Record excerpts:
----------
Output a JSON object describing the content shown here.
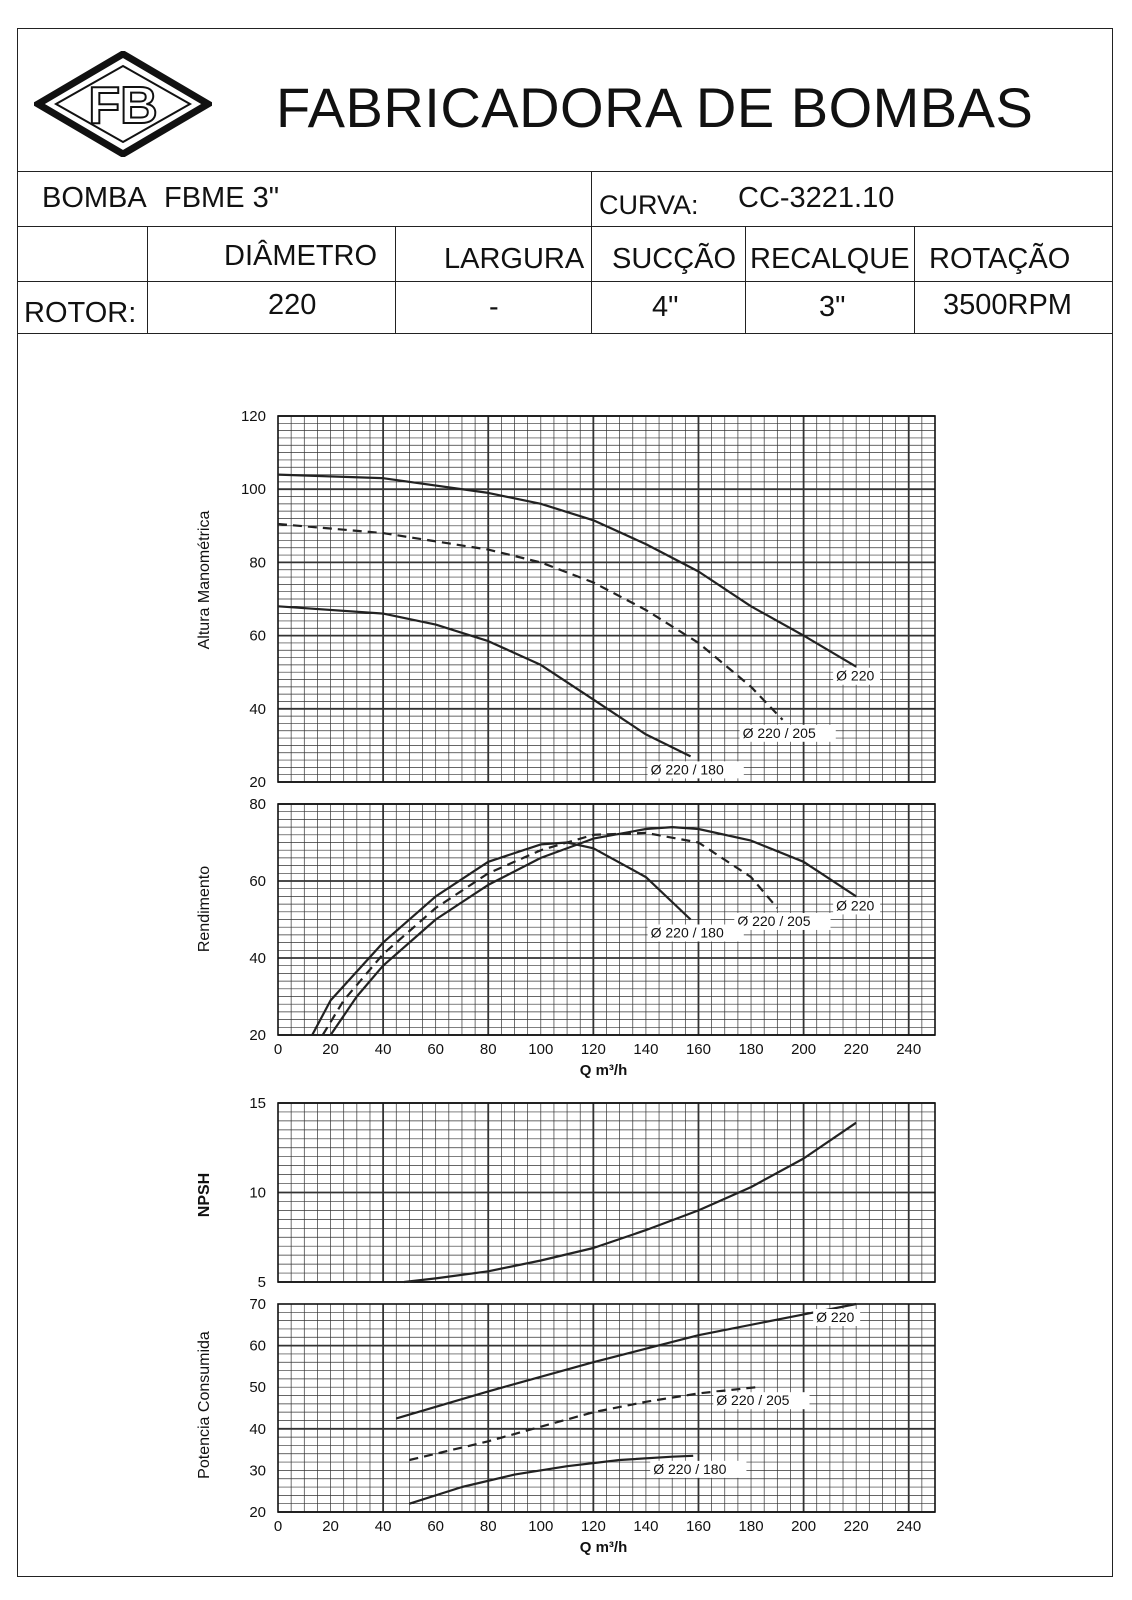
{
  "company": "FABRICADORA DE BOMBAS",
  "logo_text": "FB",
  "spec": {
    "bomba_label": "BOMBA",
    "bomba_value": "FBME 3\"",
    "curva_label": "CURVA:",
    "curva_value": "CC-3221.10",
    "headers": [
      "DIÂMETRO",
      "LARGURA",
      "SUCÇÃO",
      "RECALQUE",
      "ROTAÇÃO"
    ],
    "row_label": "ROTOR:",
    "values": [
      "220",
      "-",
      "4\"",
      "3\"",
      "3500RPM"
    ]
  },
  "colors": {
    "line": "#222222",
    "grid": "#333333"
  },
  "chart_data": [
    {
      "id": "head",
      "type": "line",
      "ylabel": "Altura Manométrica",
      "xlim": [
        0,
        250
      ],
      "ylim": [
        20,
        120
      ],
      "yticks": [
        20,
        40,
        60,
        80,
        100,
        120
      ],
      "show_xticks": false,
      "grid": true,
      "series": [
        {
          "name": "Ø 220",
          "dash": false,
          "label_pos": "end-right",
          "x": [
            0,
            40,
            80,
            100,
            120,
            140,
            160,
            180,
            200,
            220
          ],
          "y": [
            104,
            103,
            99,
            96,
            91.5,
            85,
            77.5,
            68,
            60,
            51.5
          ]
        },
        {
          "name": "Ø 220 / 205",
          "dash": true,
          "label_pos": "end-below",
          "x": [
            0,
            40,
            80,
            100,
            120,
            140,
            160,
            180,
            192
          ],
          "y": [
            90.5,
            88,
            83.5,
            80,
            74.5,
            67,
            58,
            46,
            37
          ]
        },
        {
          "name": "Ø 220 / 180",
          "dash": false,
          "label_pos": "end-below",
          "x": [
            0,
            40,
            60,
            80,
            100,
            120,
            140,
            157
          ],
          "y": [
            68,
            66,
            63,
            58.5,
            52,
            42.5,
            33,
            27
          ]
        }
      ]
    },
    {
      "id": "efficiency",
      "type": "line",
      "ylabel": "Rendimento",
      "xlim": [
        0,
        250
      ],
      "ylim": [
        20,
        80
      ],
      "yticks": [
        20,
        40,
        60,
        80
      ],
      "show_xticks": true,
      "xticks": [
        0,
        20,
        40,
        60,
        80,
        100,
        120,
        140,
        160,
        180,
        200,
        220,
        240
      ],
      "xlabel": "Q m³/h",
      "grid": true,
      "series": [
        {
          "name": "Ø 220",
          "dash": false,
          "label_pos": "end-right",
          "x": [
            20,
            30,
            40,
            60,
            80,
            100,
            120,
            140,
            150,
            160,
            180,
            200,
            220
          ],
          "y": [
            20,
            30,
            38,
            50,
            59,
            66,
            71,
            73.5,
            74,
            73.5,
            70.5,
            65,
            56
          ]
        },
        {
          "name": "Ø 220 / 205",
          "dash": true,
          "label_pos": "end-below",
          "x": [
            17,
            25,
            40,
            60,
            80,
            100,
            120,
            140,
            160,
            180,
            190
          ],
          "y": [
            20,
            29,
            41,
            53,
            62,
            68,
            72,
            72.5,
            70,
            61,
            53
          ]
        },
        {
          "name": "Ø 220 / 180",
          "dash": false,
          "label_pos": "end-below",
          "x": [
            13,
            20,
            40,
            60,
            80,
            100,
            110,
            120,
            140,
            157
          ],
          "y": [
            20,
            29,
            44,
            56,
            65,
            69.5,
            70,
            68.5,
            61,
            50
          ]
        }
      ]
    },
    {
      "id": "npsh",
      "type": "line",
      "ylabel": "NPSH",
      "xlim": [
        0,
        250
      ],
      "ylim": [
        5,
        15
      ],
      "yticks": [
        5,
        10,
        15
      ],
      "show_xticks": false,
      "grid": true,
      "series": [
        {
          "name": "",
          "dash": false,
          "x": [
            48,
            60,
            80,
            100,
            120,
            140,
            160,
            180,
            200,
            220
          ],
          "y": [
            5,
            5.2,
            5.6,
            6.2,
            6.9,
            7.9,
            9.0,
            10.3,
            11.9,
            13.9
          ]
        }
      ]
    },
    {
      "id": "power",
      "type": "line",
      "ylabel": "Potencia Consumida",
      "xlim": [
        0,
        250
      ],
      "ylim": [
        20,
        70
      ],
      "yticks": [
        20,
        30,
        40,
        50,
        60,
        70
      ],
      "show_xticks": true,
      "xticks": [
        0,
        20,
        40,
        60,
        80,
        100,
        120,
        140,
        160,
        180,
        200,
        220,
        240
      ],
      "xlabel": "Q m³/h",
      "grid": true,
      "series": [
        {
          "name": "Ø 220",
          "dash": false,
          "label_pos": "end-below",
          "x": [
            45,
            80,
            120,
            160,
            200,
            220
          ],
          "y": [
            42.5,
            49,
            56,
            62.5,
            67.5,
            70
          ]
        },
        {
          "name": "Ø 220 / 205",
          "dash": true,
          "label_pos": "end-below",
          "x": [
            50,
            80,
            100,
            120,
            140,
            160,
            182
          ],
          "y": [
            32.5,
            37,
            40.5,
            44,
            46.5,
            48.5,
            50
          ]
        },
        {
          "name": "Ø 220 / 180",
          "dash": false,
          "label_pos": "end-below",
          "x": [
            50,
            70,
            90,
            110,
            130,
            150,
            158
          ],
          "y": [
            22,
            26,
            29,
            31,
            32.5,
            33.3,
            33.5
          ]
        }
      ]
    }
  ]
}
----------
Your objective: Drop the pictures and reproduce the rest of the entries above exactly.

Response below:
Output a JSON object describing the content shown here.
{
  "company": "FABRICADORA DE BOMBAS",
  "logo_text": "FB",
  "spec": {
    "bomba_label": "BOMBA",
    "bomba_value": "FBME 3\"",
    "curva_label": "CURVA:",
    "curva_value": "CC-3221.10",
    "headers": [
      "DIÂMETRO",
      "LARGURA",
      "SUCÇÃO",
      "RECALQUE",
      "ROTAÇÃO"
    ],
    "row_label": "ROTOR:",
    "values": [
      "220",
      "-",
      "4\"",
      "3\"",
      "3500RPM"
    ]
  },
  "colors": {
    "line": "#222222",
    "grid": "#333333"
  },
  "chart_data": [
    {
      "id": "head",
      "type": "line",
      "ylabel": "Altura Manométrica",
      "xlim": [
        0,
        250
      ],
      "ylim": [
        20,
        120
      ],
      "yticks": [
        20,
        40,
        60,
        80,
        100,
        120
      ],
      "show_xticks": false,
      "grid": true,
      "series": [
        {
          "name": "Ø 220",
          "dash": false,
          "label_pos": "end-right",
          "x": [
            0,
            40,
            80,
            100,
            120,
            140,
            160,
            180,
            200,
            220
          ],
          "y": [
            104,
            103,
            99,
            96,
            91.5,
            85,
            77.5,
            68,
            60,
            51.5
          ]
        },
        {
          "name": "Ø 220 / 205",
          "dash": true,
          "label_pos": "end-below",
          "x": [
            0,
            40,
            80,
            100,
            120,
            140,
            160,
            180,
            192
          ],
          "y": [
            90.5,
            88,
            83.5,
            80,
            74.5,
            67,
            58,
            46,
            37
          ]
        },
        {
          "name": "Ø 220 / 180",
          "dash": false,
          "label_pos": "end-below",
          "x": [
            0,
            40,
            60,
            80,
            100,
            120,
            140,
            157
          ],
          "y": [
            68,
            66,
            63,
            58.5,
            52,
            42.5,
            33,
            27
          ]
        }
      ]
    },
    {
      "id": "efficiency",
      "type": "line",
      "ylabel": "Rendimento",
      "xlim": [
        0,
        250
      ],
      "ylim": [
        20,
        80
      ],
      "yticks": [
        20,
        40,
        60,
        80
      ],
      "show_xticks": true,
      "xticks": [
        0,
        20,
        40,
        60,
        80,
        100,
        120,
        140,
        160,
        180,
        200,
        220,
        240
      ],
      "xlabel": "Q m³/h",
      "grid": true,
      "series": [
        {
          "name": "Ø 220",
          "dash": false,
          "label_pos": "end-right",
          "x": [
            20,
            30,
            40,
            60,
            80,
            100,
            120,
            140,
            150,
            160,
            180,
            200,
            220
          ],
          "y": [
            20,
            30,
            38,
            50,
            59,
            66,
            71,
            73.5,
            74,
            73.5,
            70.5,
            65,
            56
          ]
        },
        {
          "name": "Ø 220 / 205",
          "dash": true,
          "label_pos": "end-below",
          "x": [
            17,
            25,
            40,
            60,
            80,
            100,
            120,
            140,
            160,
            180,
            190
          ],
          "y": [
            20,
            29,
            41,
            53,
            62,
            68,
            72,
            72.5,
            70,
            61,
            53
          ]
        },
        {
          "name": "Ø 220 / 180",
          "dash": false,
          "label_pos": "end-below",
          "x": [
            13,
            20,
            40,
            60,
            80,
            100,
            110,
            120,
            140,
            157
          ],
          "y": [
            20,
            29,
            44,
            56,
            65,
            69.5,
            70,
            68.5,
            61,
            50
          ]
        }
      ]
    },
    {
      "id": "npsh",
      "type": "line",
      "ylabel": "NPSH",
      "xlim": [
        0,
        250
      ],
      "ylim": [
        5,
        15
      ],
      "yticks": [
        5,
        10,
        15
      ],
      "show_xticks": false,
      "grid": true,
      "series": [
        {
          "name": "",
          "dash": false,
          "x": [
            48,
            60,
            80,
            100,
            120,
            140,
            160,
            180,
            200,
            220
          ],
          "y": [
            5,
            5.2,
            5.6,
            6.2,
            6.9,
            7.9,
            9.0,
            10.3,
            11.9,
            13.9
          ]
        }
      ]
    },
    {
      "id": "power",
      "type": "line",
      "ylabel": "Potencia Consumida",
      "xlim": [
        0,
        250
      ],
      "ylim": [
        20,
        70
      ],
      "yticks": [
        20,
        30,
        40,
        50,
        60,
        70
      ],
      "show_xticks": true,
      "xticks": [
        0,
        20,
        40,
        60,
        80,
        100,
        120,
        140,
        160,
        180,
        200,
        220,
        240
      ],
      "xlabel": "Q m³/h",
      "grid": true,
      "series": [
        {
          "name": "Ø 220",
          "dash": false,
          "label_pos": "end-below",
          "x": [
            45,
            80,
            120,
            160,
            200,
            220
          ],
          "y": [
            42.5,
            49,
            56,
            62.5,
            67.5,
            70
          ]
        },
        {
          "name": "Ø 220 / 205",
          "dash": true,
          "label_pos": "end-below",
          "x": [
            50,
            80,
            100,
            120,
            140,
            160,
            182
          ],
          "y": [
            32.5,
            37,
            40.5,
            44,
            46.5,
            48.5,
            50
          ]
        },
        {
          "name": "Ø 220 / 180",
          "dash": false,
          "label_pos": "end-below",
          "x": [
            50,
            70,
            90,
            110,
            130,
            150,
            158
          ],
          "y": [
            22,
            26,
            29,
            31,
            32.5,
            33.3,
            33.5
          ]
        }
      ]
    }
  ]
}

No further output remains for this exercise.